# Materials provided

────

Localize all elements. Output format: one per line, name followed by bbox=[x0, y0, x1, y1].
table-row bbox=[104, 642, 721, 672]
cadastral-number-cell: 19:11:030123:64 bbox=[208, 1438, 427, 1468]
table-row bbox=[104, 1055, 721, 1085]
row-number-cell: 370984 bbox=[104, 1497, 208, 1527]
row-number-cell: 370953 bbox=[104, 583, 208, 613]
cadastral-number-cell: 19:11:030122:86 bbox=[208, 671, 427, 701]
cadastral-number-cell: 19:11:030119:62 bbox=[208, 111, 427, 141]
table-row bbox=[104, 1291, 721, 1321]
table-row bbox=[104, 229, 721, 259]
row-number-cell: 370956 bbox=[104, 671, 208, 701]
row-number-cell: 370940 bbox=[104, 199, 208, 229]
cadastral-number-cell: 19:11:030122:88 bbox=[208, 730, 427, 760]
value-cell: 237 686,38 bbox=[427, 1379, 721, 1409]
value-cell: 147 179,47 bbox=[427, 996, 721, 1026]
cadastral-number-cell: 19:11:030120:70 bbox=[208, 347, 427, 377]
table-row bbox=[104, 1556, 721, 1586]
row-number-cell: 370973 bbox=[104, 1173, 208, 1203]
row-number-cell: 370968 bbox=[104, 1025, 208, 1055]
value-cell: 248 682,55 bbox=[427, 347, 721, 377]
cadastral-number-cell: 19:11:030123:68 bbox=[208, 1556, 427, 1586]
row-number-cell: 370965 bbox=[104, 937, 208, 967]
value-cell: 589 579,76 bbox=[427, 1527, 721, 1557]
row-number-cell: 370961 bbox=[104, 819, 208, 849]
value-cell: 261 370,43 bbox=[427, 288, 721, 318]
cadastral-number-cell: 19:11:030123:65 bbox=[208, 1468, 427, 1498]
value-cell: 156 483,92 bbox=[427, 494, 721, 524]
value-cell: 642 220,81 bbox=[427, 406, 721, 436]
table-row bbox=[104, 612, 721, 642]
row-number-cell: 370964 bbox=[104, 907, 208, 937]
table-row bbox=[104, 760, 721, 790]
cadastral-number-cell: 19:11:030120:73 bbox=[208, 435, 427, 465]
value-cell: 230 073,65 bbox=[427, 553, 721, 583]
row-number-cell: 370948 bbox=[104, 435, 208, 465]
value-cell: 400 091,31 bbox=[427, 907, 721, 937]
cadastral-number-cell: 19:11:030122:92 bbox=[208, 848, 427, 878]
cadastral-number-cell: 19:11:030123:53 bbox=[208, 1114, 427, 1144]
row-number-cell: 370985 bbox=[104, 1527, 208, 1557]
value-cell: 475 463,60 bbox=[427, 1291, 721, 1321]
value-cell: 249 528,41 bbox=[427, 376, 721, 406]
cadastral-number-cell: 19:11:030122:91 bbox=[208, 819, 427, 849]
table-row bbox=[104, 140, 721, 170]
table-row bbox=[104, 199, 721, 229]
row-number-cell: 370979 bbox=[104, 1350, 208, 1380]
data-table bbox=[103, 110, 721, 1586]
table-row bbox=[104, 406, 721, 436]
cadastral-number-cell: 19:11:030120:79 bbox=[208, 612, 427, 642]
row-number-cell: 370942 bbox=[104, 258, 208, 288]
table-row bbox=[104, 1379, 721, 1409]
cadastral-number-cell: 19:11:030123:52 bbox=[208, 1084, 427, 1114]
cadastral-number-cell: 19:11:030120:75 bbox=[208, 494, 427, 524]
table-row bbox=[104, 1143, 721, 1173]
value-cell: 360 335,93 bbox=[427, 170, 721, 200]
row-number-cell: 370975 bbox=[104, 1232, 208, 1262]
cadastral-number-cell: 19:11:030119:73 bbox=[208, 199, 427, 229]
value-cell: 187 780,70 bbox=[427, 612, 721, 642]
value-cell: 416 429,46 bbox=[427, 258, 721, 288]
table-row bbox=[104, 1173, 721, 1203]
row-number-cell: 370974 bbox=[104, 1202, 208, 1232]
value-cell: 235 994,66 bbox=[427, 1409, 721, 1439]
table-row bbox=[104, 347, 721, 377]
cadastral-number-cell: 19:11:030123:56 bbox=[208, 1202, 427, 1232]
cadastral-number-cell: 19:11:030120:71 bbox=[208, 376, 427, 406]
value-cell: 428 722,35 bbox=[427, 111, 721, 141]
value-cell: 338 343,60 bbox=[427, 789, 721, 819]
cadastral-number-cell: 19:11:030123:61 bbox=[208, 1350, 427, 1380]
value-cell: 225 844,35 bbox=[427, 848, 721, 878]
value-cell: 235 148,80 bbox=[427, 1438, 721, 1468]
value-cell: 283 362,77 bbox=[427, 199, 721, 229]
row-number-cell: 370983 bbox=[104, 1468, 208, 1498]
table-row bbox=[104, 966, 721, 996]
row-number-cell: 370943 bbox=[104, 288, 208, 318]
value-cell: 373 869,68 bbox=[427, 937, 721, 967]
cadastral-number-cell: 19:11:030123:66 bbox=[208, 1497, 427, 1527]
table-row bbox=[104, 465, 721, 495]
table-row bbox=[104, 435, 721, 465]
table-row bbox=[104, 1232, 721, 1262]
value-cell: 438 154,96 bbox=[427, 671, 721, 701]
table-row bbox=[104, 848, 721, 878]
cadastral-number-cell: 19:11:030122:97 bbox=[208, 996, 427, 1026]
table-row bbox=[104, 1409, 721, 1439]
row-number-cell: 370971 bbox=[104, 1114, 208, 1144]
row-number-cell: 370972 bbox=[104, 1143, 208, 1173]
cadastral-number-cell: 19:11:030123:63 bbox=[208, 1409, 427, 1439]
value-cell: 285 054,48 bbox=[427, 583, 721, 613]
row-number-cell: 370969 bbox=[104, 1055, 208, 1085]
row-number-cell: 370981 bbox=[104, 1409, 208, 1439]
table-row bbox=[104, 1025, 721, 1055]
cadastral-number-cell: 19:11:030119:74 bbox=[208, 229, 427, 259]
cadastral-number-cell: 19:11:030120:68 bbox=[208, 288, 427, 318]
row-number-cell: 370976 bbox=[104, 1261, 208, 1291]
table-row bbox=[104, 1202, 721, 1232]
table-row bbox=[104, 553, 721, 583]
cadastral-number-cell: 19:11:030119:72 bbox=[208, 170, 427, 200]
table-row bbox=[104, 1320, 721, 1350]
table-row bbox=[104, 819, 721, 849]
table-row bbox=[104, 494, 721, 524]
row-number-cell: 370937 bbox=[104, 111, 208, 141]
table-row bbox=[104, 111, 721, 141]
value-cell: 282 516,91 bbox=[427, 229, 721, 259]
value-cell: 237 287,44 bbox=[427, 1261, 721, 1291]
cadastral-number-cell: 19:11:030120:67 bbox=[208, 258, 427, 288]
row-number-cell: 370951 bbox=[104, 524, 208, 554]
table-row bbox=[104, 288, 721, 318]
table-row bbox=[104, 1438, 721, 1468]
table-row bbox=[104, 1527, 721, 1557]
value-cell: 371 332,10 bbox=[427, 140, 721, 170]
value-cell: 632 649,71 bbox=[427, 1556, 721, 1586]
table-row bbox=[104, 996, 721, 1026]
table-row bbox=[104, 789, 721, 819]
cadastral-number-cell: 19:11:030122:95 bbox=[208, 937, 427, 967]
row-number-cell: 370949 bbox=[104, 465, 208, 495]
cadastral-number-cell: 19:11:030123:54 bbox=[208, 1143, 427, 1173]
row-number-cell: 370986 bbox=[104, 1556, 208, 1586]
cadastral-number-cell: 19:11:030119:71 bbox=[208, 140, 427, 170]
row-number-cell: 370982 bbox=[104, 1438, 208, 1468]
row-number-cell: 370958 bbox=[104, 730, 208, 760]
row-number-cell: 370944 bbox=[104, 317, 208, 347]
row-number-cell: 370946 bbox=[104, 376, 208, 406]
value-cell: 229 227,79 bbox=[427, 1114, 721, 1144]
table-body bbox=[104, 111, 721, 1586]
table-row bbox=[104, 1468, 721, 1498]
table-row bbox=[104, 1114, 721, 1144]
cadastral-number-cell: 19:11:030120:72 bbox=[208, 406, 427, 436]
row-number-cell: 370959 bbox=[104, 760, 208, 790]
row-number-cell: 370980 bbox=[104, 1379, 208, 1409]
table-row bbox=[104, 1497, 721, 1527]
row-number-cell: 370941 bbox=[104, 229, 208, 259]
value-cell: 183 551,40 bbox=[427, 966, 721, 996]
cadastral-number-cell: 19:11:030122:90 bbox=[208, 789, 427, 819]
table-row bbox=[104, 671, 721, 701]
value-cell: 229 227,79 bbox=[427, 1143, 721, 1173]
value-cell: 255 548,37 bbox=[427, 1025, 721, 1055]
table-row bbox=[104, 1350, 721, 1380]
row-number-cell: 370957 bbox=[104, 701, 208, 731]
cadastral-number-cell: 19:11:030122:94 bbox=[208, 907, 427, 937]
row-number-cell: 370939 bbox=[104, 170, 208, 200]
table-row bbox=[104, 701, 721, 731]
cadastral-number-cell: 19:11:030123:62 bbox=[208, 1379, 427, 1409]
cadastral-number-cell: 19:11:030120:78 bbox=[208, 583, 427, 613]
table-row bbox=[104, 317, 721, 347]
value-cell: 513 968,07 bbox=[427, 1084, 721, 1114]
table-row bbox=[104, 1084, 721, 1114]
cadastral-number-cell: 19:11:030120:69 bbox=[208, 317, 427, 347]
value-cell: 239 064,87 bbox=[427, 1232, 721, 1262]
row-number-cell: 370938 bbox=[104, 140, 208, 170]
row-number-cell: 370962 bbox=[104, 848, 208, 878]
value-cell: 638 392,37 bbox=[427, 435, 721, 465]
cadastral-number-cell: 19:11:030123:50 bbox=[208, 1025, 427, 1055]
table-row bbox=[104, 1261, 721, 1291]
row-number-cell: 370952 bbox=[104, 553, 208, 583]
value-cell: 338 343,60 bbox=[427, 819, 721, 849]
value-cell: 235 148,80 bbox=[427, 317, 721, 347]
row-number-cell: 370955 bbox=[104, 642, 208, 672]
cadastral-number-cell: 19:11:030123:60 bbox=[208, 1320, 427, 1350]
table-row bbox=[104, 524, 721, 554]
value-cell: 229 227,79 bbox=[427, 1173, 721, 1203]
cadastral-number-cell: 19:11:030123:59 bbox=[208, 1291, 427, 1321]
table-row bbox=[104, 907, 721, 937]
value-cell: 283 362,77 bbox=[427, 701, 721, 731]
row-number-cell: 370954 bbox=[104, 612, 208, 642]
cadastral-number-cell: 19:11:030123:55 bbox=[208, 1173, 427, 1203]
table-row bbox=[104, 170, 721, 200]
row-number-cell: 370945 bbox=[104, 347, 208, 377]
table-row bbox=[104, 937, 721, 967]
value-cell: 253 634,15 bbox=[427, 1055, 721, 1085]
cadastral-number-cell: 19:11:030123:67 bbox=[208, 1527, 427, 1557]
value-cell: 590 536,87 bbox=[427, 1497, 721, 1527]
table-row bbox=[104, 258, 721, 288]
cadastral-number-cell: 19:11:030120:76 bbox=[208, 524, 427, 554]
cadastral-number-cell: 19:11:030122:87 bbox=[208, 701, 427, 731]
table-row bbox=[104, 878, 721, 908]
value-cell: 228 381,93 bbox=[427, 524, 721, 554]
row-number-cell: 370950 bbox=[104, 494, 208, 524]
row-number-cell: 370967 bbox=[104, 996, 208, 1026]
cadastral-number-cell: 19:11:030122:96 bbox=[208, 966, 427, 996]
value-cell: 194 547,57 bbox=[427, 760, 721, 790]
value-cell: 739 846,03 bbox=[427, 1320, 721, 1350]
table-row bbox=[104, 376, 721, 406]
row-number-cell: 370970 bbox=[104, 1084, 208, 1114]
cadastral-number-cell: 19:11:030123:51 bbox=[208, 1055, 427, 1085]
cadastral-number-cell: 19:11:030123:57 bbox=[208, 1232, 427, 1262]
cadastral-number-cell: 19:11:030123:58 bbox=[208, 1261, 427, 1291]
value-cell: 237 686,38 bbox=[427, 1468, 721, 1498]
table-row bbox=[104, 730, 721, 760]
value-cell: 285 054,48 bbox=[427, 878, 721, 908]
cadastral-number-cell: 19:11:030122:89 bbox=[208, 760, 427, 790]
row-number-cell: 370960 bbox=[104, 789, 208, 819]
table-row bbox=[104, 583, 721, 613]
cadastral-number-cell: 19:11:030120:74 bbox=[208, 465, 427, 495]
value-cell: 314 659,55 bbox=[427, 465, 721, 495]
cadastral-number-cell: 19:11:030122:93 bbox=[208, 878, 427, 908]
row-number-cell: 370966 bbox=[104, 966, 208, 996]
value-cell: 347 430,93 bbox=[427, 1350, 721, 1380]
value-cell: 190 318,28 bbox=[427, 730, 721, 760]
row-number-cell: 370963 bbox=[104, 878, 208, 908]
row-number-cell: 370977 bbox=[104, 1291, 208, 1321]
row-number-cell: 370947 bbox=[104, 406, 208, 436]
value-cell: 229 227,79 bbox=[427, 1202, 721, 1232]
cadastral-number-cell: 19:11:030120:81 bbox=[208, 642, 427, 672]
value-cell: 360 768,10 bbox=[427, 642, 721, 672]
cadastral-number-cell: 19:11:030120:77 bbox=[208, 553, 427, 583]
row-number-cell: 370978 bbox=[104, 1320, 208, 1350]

────

# Directions for this task
Please update the listing, starting at its beginning and ending with the line that contains "row-number-cell: 370940 bbox=[104, 199, 208, 229]", by replacing "table-row" with "data-row" and leaving everything else unchanged. Return only those lines.

# Reply
Localize all elements. Output format: one per line, name followed by bbox=[x0, y0, x1, y1].
data-row bbox=[104, 642, 721, 672]
cadastral-number-cell: 19:11:030123:64 bbox=[208, 1438, 427, 1468]
data-row bbox=[104, 1055, 721, 1085]
row-number-cell: 370984 bbox=[104, 1497, 208, 1527]
row-number-cell: 370953 bbox=[104, 583, 208, 613]
cadastral-number-cell: 19:11:030122:86 bbox=[208, 671, 427, 701]
cadastral-number-cell: 19:11:030119:62 bbox=[208, 111, 427, 141]
data-row bbox=[104, 1291, 721, 1321]
data-row bbox=[104, 229, 721, 259]
row-number-cell: 370956 bbox=[104, 671, 208, 701]
row-number-cell: 370940 bbox=[104, 199, 208, 229]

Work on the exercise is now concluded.